# [TASK REQUIREMENTS]
Repeat every line of the listing below exactly, minus the pictures.
*** DATA FOR THE TASK
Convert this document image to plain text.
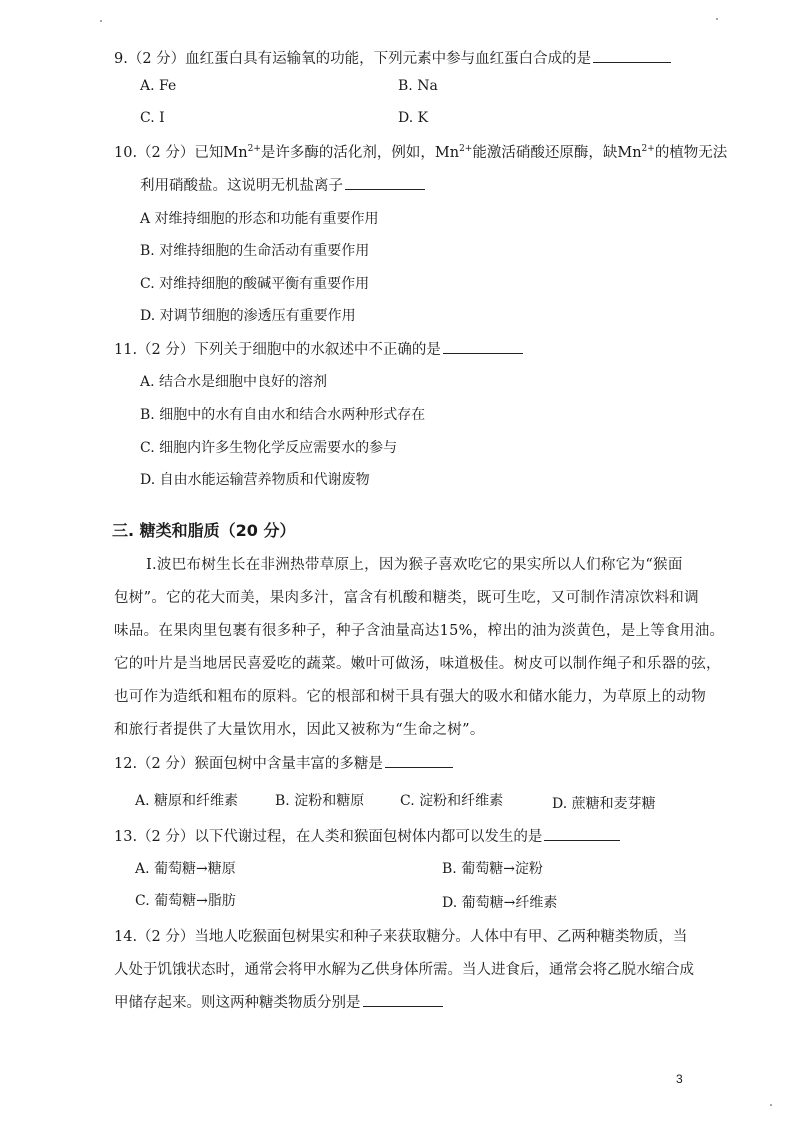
9.（2 分）血红蛋白具有运输氧的功能，下列元素中参与血红蛋白合成的是
A. Fe	B. Na
C. I	D. K
10.（2 分）已知$Mn^{2+}$是许多酶的活化剂，例如，$Mn^{2+}$能激活硝酸还原酶，缺$Mn^{2+}$的植物无法
利用硝酸盐。这说明无机盐离子
A 对维持细胞的形态和功能有重要作用
B. 对维持细胞的生命活动有重要作用
C. 对维持细胞的酸碱平衡有重要作用
D. 对调节细胞的渗透压有重要作用
11.（2 分）下列关于细胞中的水叙述中不正确的是
A. 结合水是细胞中良好的溶剂
B. 细胞中的水有自由水和结合水两种形式存在
C. 细胞内许多生物化学反应需要水的参与
D. 自由水能运输营养物质和代谢废物
三. 糖类和脂质（20 分）
Ⅰ.波巴布树生长在非洲热带草原上，因为猴子喜欢吃它的果实所以人们称它为“猴面
包树”。它的花大而美，果肉多汁，富含有机酸和糖类，既可生吃，又可制作清凉饮料和调
味品。在果肉里包裹有很多种子，种子含油量高达15%，榨出的油为淡黄色，是上等食用油。
它的叶片是当地居民喜爱吃的蔬菜。嫩叶可做汤，味道极佳。树皮可以制作绳子和乐器的弦，
也可作为造纸和粗布的原料。它的根部和树干具有强大的吸水和储水能力，为草原上的动物
和旅行者提供了大量饮用水，因此又被称为“生命之树”。
12.（2 分）猴面包树中含量丰富的多糖是
A. 糖原和纤维素	B. 淀粉和糖原	C. 淀粉和纤维素	D. 蔗糖和麦芽糖
13.（2 分）以下代谢过程，在人类和猴面包树体内都可以发生的是
A. 葡萄糖→糖原	B. 葡萄糖→淀粉
C. 葡萄糖→脂肪	D. 葡萄糖→纤维素
14.（2 分）当地人吃猴面包树果实和种子来获取糖分。人体中有甲、乙两种糖类物质，当
人处于饥饿状态时，通常会将甲水解为乙供身体所需。当人进食后，通常会将乙脱水缩合成
甲储存起来。则这两种糖类物质分别是
3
******
# [SOLUTION]
Convert this document image to plain text.
9.（2 分）血红蛋白具有运输氧的功能，下列元素中参与血红蛋白合成的是
A. Fe	B. Na
C. I	D. K
10.（2 分）已知$Mn^{2+}$是许多酶的活化剂，例如，$Mn^{2+}$能激活硝酸还原酶，缺$Mn^{2+}$的植物无法
利用硝酸盐。这说明无机盐离子
A 对维持细胞的形态和功能有重要作用
B. 对维持细胞的生命活动有重要作用
C. 对维持细胞的酸碱平衡有重要作用
D. 对调节细胞的渗透压有重要作用
11.（2 分）下列关于细胞中的水叙述中不正确的是
A. 结合水是细胞中良好的溶剂
B. 细胞中的水有自由水和结合水两种形式存在
C. 细胞内许多生物化学反应需要水的参与
D. 自由水能运输营养物质和代谢废物
三. 糖类和脂质（20 分）
Ⅰ.波巴布树生长在非洲热带草原上，因为猴子喜欢吃它的果实所以人们称它为“猴面
包树”。它的花大而美，果肉多汁，富含有机酸和糖类，既可生吃，又可制作清凉饮料和调
味品。在果肉里包裹有很多种子，种子含油量高达15%，榨出的油为淡黄色，是上等食用油。
它的叶片是当地居民喜爱吃的蔬菜。嫩叶可做汤，味道极佳。树皮可以制作绳子和乐器的弦，
也可作为造纸和粗布的原料。它的根部和树干具有强大的吸水和储水能力，为草原上的动物
和旅行者提供了大量饮用水，因此又被称为“生命之树”。
12.（2 分）猴面包树中含量丰富的多糖是
A. 糖原和纤维素	B. 淀粉和糖原	C. 淀粉和纤维素	D. 蔗糖和麦芽糖
13.（2 分）以下代谢过程，在人类和猴面包树体内都可以发生的是
A. 葡萄糖→糖原	B. 葡萄糖→淀粉
C. 葡萄糖→脂肪	D. 葡萄糖→纤维素
14.（2 分）当地人吃猴面包树果实和种子来获取糖分。人体中有甲、乙两种糖类物质，当
人处于饥饿状态时，通常会将甲水解为乙供身体所需。当人进食后，通常会将乙脱水缩合成
甲储存起来。则这两种糖类物质分别是
3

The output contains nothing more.